- _TASK STATEMENT_: Return, from the listing below, every line that includes "cases".

++++ DATA

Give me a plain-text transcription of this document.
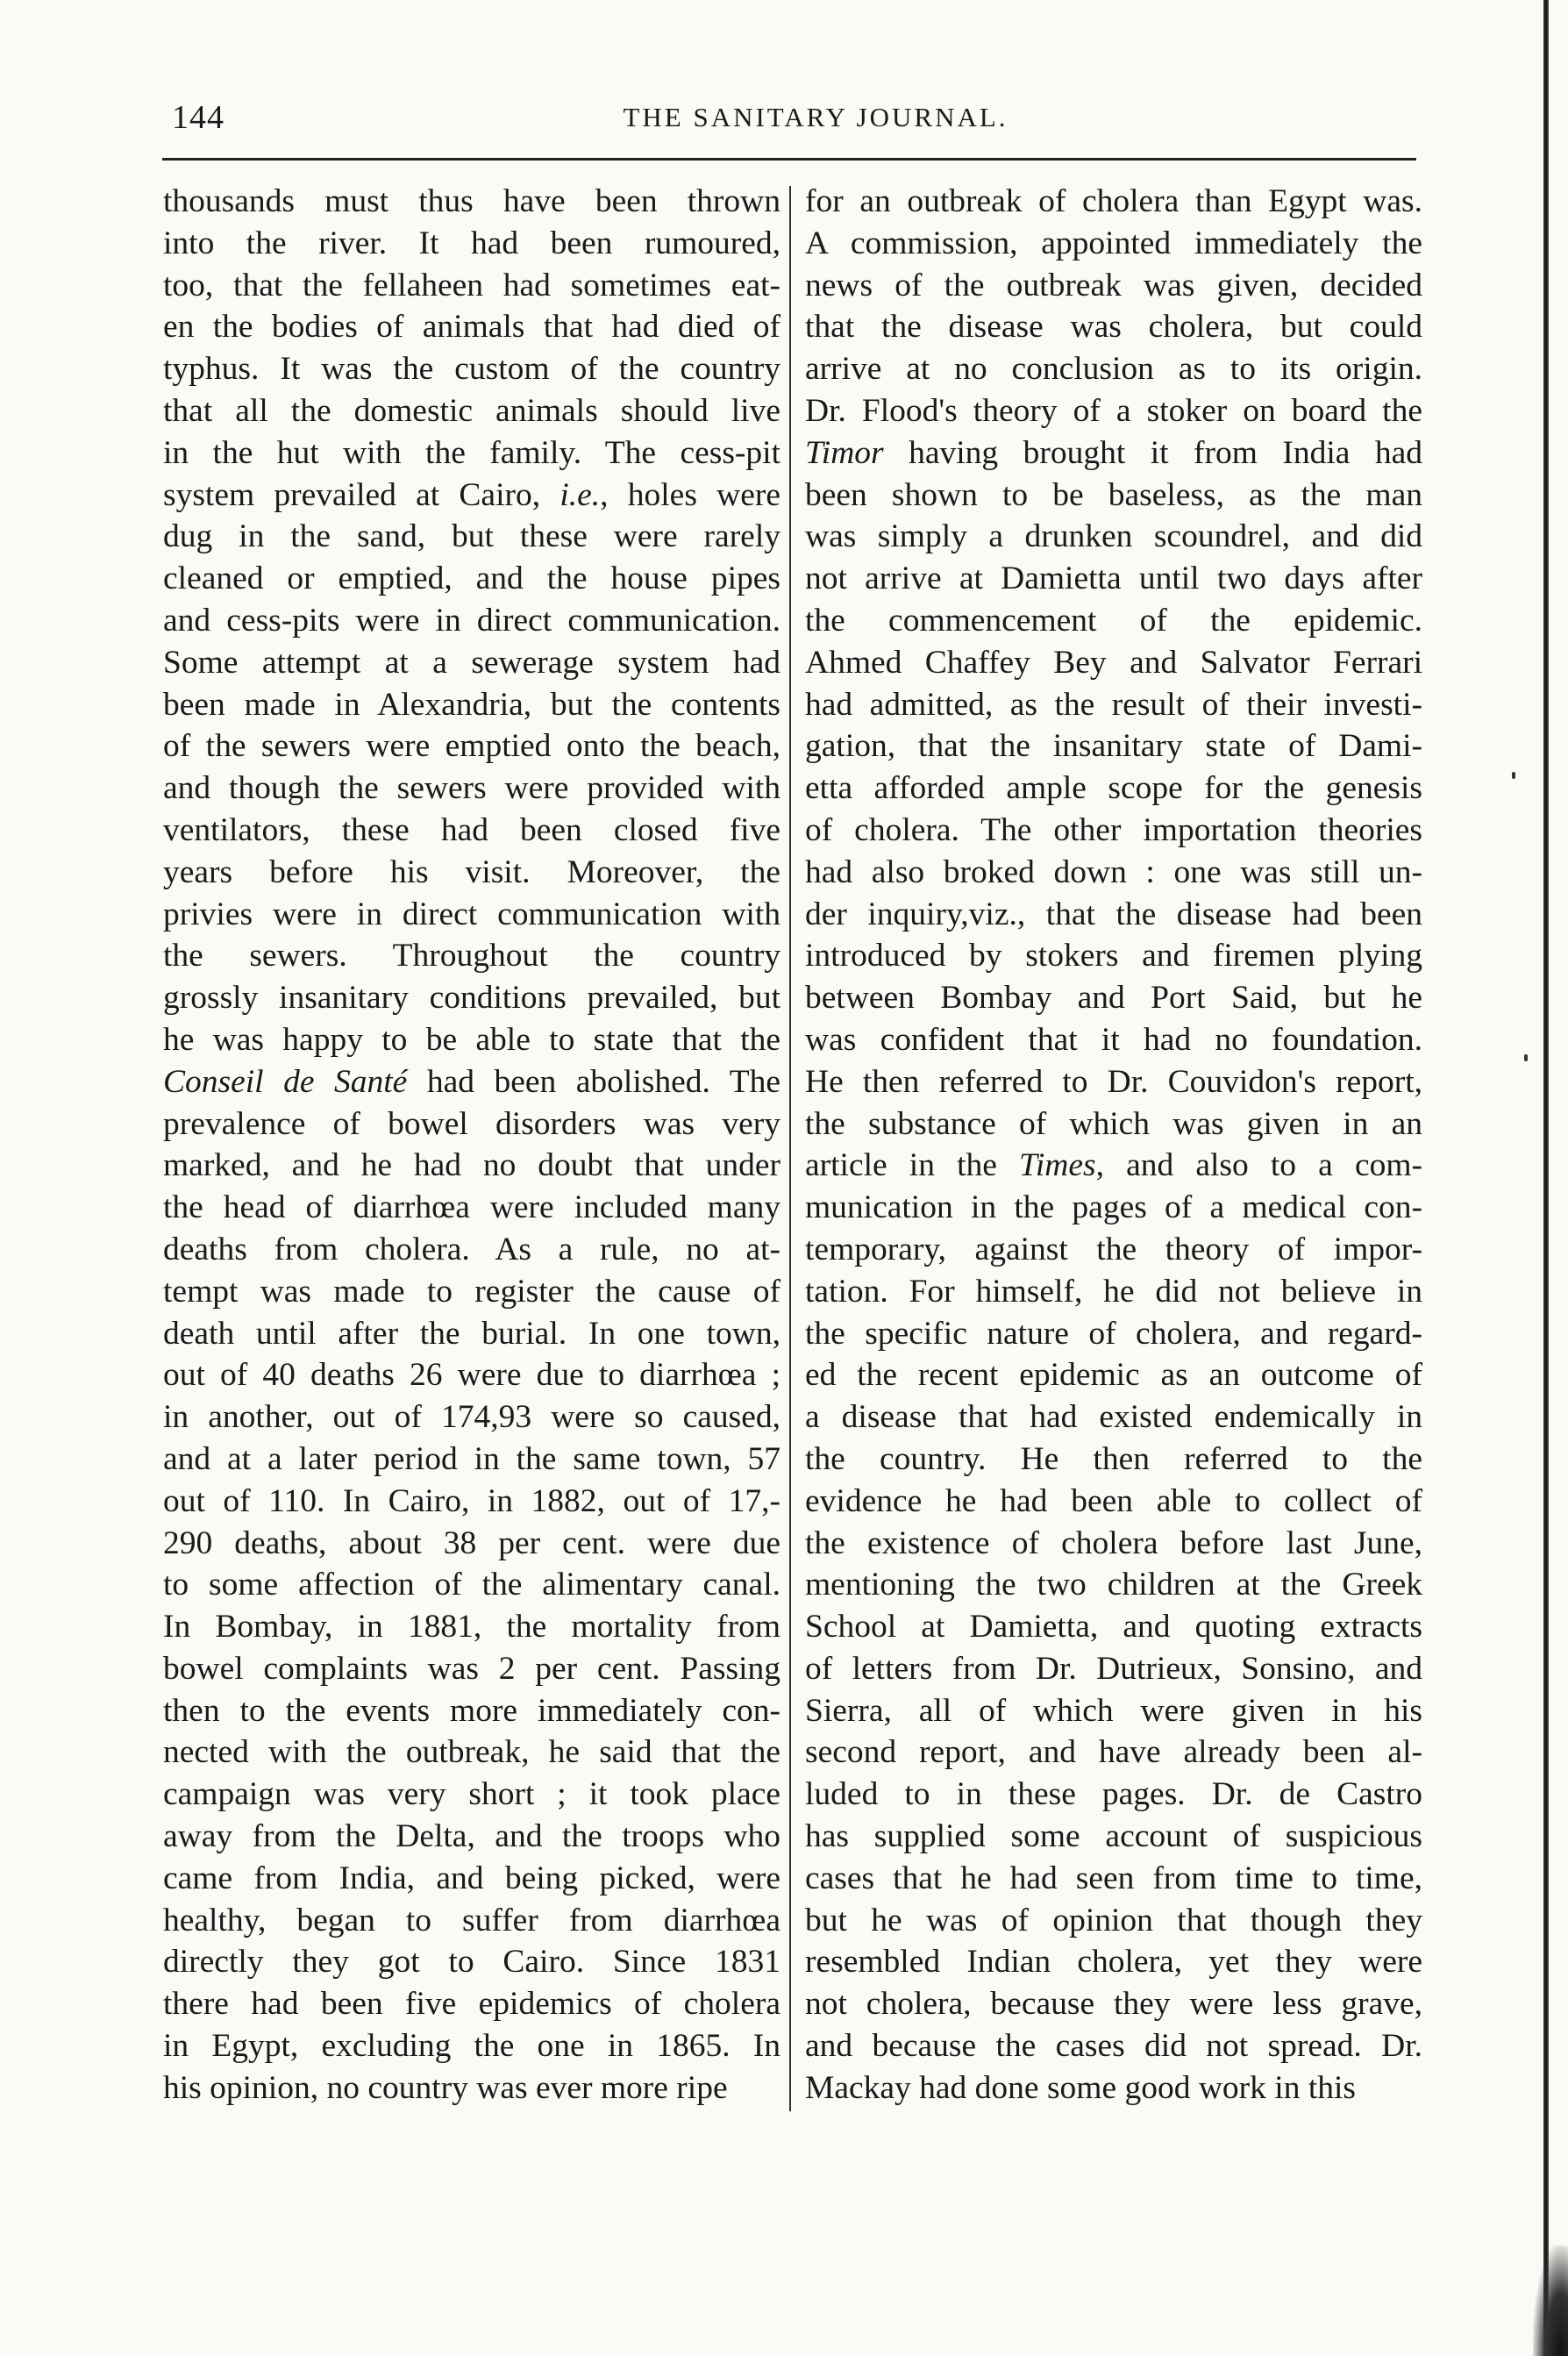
144	THE SANITARY JOURNAL.
thousands must thus have been thrown
into the river. It had been rumoured,
too, that the fellaheen had sometimes eat-
en the bodies of animals that had died of
typhus. It was the custom of the country
that all the domestic animals should live
in the hut with the family. The cess-pit
system prevailed at Cairo, i.e., holes were
dug in the sand, but these were rarely
cleaned or emptied, and the house pipes
and cess-pits were in direct communication.
Some attempt at a sewerage system had
been made in Alexandria, but the contents
of the sewers were emptied onto the beach,
and though the sewers were provided with
ventilators, these had been closed five
years before his visit. Moreover, the
privies were in direct communication with
the sewers. Throughout the country
grossly insanitary conditions prevailed, but
he was happy to be able to state that the
Conseil de Santé had been abolished. The
prevalence of bowel disorders was very
marked, and he had no doubt that under
the head of diarrhœa were included many
deaths from cholera. As a rule, no at-
tempt was made to register the cause of
death until after the burial. In one town,
out of 40 deaths 26 were due to diarrhœa ;
in another, out of 174,93 were so caused,
and at a later period in the same town, 57
out of 110. In Cairo, in 1882, out of 17,-
290 deaths, about 38 per cent. were due
to some affection of the alimentary canal.
In Bombay, in 1881, the mortality from
bowel complaints was 2 per cent. Passing
then to the events more immediately con-
nected with the outbreak, he said that the
campaign was very short ; it took place
away from the Delta, and the troops who
came from India, and being picked, were
healthy, began to suffer from diarrhœa
directly they got to Cairo. Since 1831
there had been five epidemics of cholera
in Egypt, excluding the one in 1865. In
his opinion, no country was ever more ripe
for an outbreak of cholera than Egypt was.
A commission, appointed immediately the
news of the outbreak was given, decided
that the disease was cholera, but could
arrive at no conclusion as to its origin.
Dr. Flood's theory of a stoker on board the
Timor having brought it from India had
been shown to be baseless, as the man
was simply a drunken scoundrel, and did
not arrive at Damietta until two days after
the commencement of the epidemic.
Ahmed Chaffey Bey and Salvator Ferrari
had admitted, as the result of their investi-
gation, that the insanitary state of Dami-
etta afforded ample scope for the genesis
of cholera. The other importation theories
had also broked down : one was still un-
der inquiry,viz., that the disease had been
introduced by stokers and firemen plying
between Bombay and Port Said, but he
was confident that it had no foundation.
He then referred to Dr. Couvidon's report,
the substance of which was given in an
article in the Times, and also to a com-
munication in the pages of a medical con-
temporary, against the theory of impor-
tation. For himself, he did not believe in
the specific nature of cholera, and regard-
ed the recent epidemic as an outcome of
a disease that had existed endemically in
the country. He then referred to the
evidence he had been able to collect of
the existence of cholera before last June,
mentioning the two children at the Greek
School at Damietta, and quoting extracts
of letters from Dr. Dutrieux, Sonsino, and
Sierra, all of which were given in his
second report, and have already been al-
luded to in these pages. Dr. de Castro
has supplied some account of suspicious
cases that he had seen from time to time,
but he was of opinion that though they
resembled Indian cholera, yet they were
not cholera, because they were less grave,
and because the cases did not spread. Dr.
Mackay had done some good work in this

++++++++

- _EXERCISE OUTPUT_:
cases that he had seen from time to time,
and because the cases did not spread. Dr.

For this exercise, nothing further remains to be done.